• **PROBLEM TO WORK ON**:
An exact copy of the records is required, minus the pictures they hold.

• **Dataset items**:
━━━━

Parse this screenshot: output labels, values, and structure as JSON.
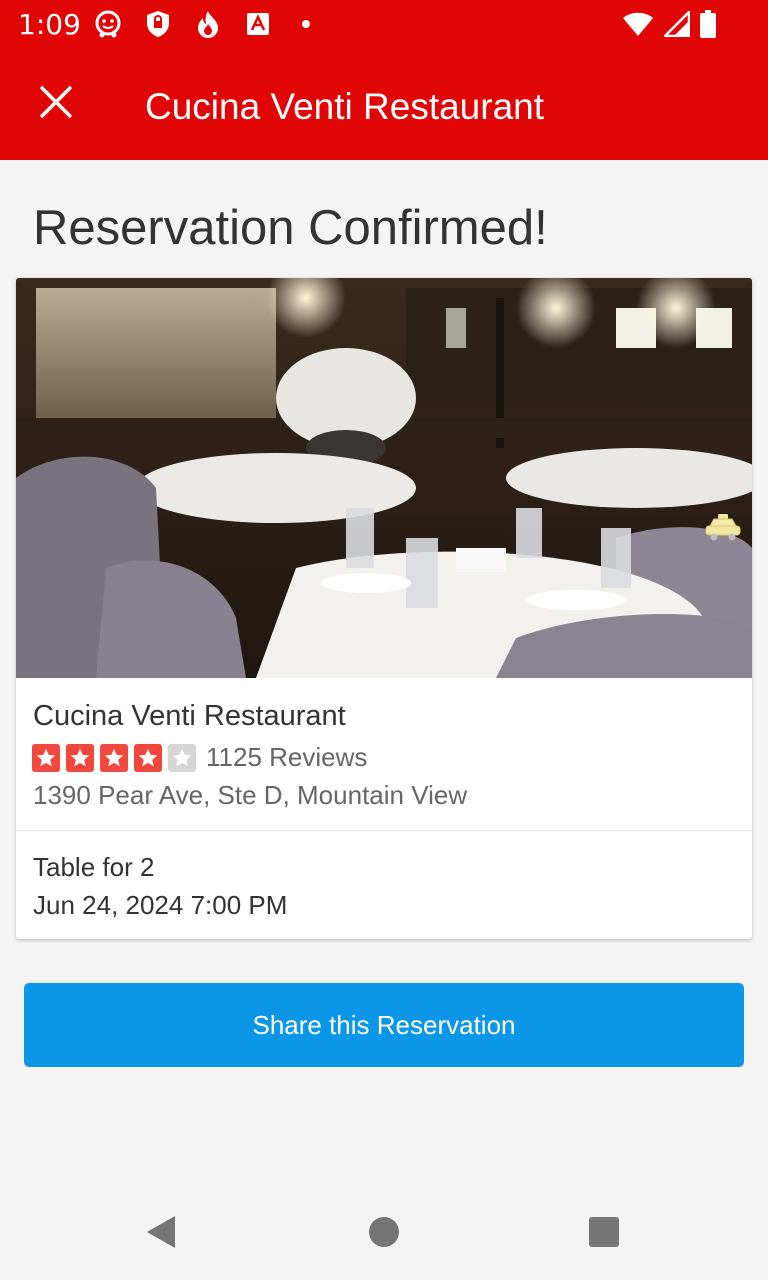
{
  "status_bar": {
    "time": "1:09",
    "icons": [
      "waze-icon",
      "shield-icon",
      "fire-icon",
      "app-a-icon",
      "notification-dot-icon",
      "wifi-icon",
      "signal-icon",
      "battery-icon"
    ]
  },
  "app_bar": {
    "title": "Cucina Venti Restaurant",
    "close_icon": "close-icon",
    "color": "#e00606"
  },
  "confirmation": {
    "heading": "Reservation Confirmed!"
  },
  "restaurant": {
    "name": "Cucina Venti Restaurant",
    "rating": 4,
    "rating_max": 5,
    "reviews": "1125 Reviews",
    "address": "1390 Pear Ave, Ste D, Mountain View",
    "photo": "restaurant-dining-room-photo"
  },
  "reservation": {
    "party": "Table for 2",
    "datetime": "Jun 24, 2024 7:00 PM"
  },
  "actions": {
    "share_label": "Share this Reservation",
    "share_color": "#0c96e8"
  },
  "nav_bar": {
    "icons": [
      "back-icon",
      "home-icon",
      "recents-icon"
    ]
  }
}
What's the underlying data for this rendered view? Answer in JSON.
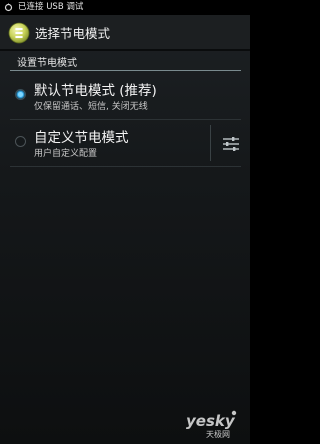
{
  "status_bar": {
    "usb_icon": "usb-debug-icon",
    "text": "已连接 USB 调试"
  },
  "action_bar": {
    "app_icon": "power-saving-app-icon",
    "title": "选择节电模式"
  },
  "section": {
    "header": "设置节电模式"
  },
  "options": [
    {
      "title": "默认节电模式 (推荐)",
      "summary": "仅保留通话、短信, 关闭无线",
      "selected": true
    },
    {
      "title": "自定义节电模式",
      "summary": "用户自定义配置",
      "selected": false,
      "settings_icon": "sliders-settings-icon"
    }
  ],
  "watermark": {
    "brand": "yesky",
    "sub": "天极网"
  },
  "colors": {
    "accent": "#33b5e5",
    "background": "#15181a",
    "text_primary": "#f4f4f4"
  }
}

━━━━

• **TASK ANSWER**:
Parse this screenshot: output labels, values, and structure as JSON.
{
  "status_bar": {
    "time": "1:09",
    "icons": [
      "waze-icon",
      "shield-icon",
      "fire-icon",
      "app-a-icon",
      "notification-dot-icon",
      "wifi-icon",
      "signal-icon",
      "battery-icon"
    ]
  },
  "app_bar": {
    "title": "Cucina Venti Restaurant",
    "close_icon": "close-icon",
    "color": "#e00606"
  },
  "confirmation": {
    "heading": "Reservation Confirmed!"
  },
  "restaurant": {
    "name": "Cucina Venti Restaurant",
    "rating": 4,
    "rating_max": 5,
    "reviews": "1125 Reviews",
    "address": "1390 Pear Ave, Ste D, Mountain View",
    "photo": "restaurant-dining-room-photo"
  },
  "reservation": {
    "party": "Table for 2",
    "datetime": "Jun 24, 2024 7:00 PM"
  },
  "actions": {
    "share_label": "Share this Reservation",
    "share_color": "#0c96e8"
  },
  "nav_bar": {
    "icons": [
      "back-icon",
      "home-icon",
      "recents-icon"
    ]
  }
}
What's the underlying data for this rendered view? Answer in JSON.
{
  "status_bar": {
    "usb_icon": "usb-debug-icon",
    "text": "已连接 USB 调试"
  },
  "action_bar": {
    "app_icon": "power-saving-app-icon",
    "title": "选择节电模式"
  },
  "section": {
    "header": "设置节电模式"
  },
  "options": [
    {
      "title": "默认节电模式 (推荐)",
      "summary": "仅保留通话、短信, 关闭无线",
      "selected": true
    },
    {
      "title": "自定义节电模式",
      "summary": "用户自定义配置",
      "selected": false,
      "settings_icon": "sliders-settings-icon"
    }
  ],
  "watermark": {
    "brand": "yesky",
    "sub": "天极网"
  },
  "colors": {
    "accent": "#33b5e5",
    "background": "#15181a",
    "text_primary": "#f4f4f4"
  }
}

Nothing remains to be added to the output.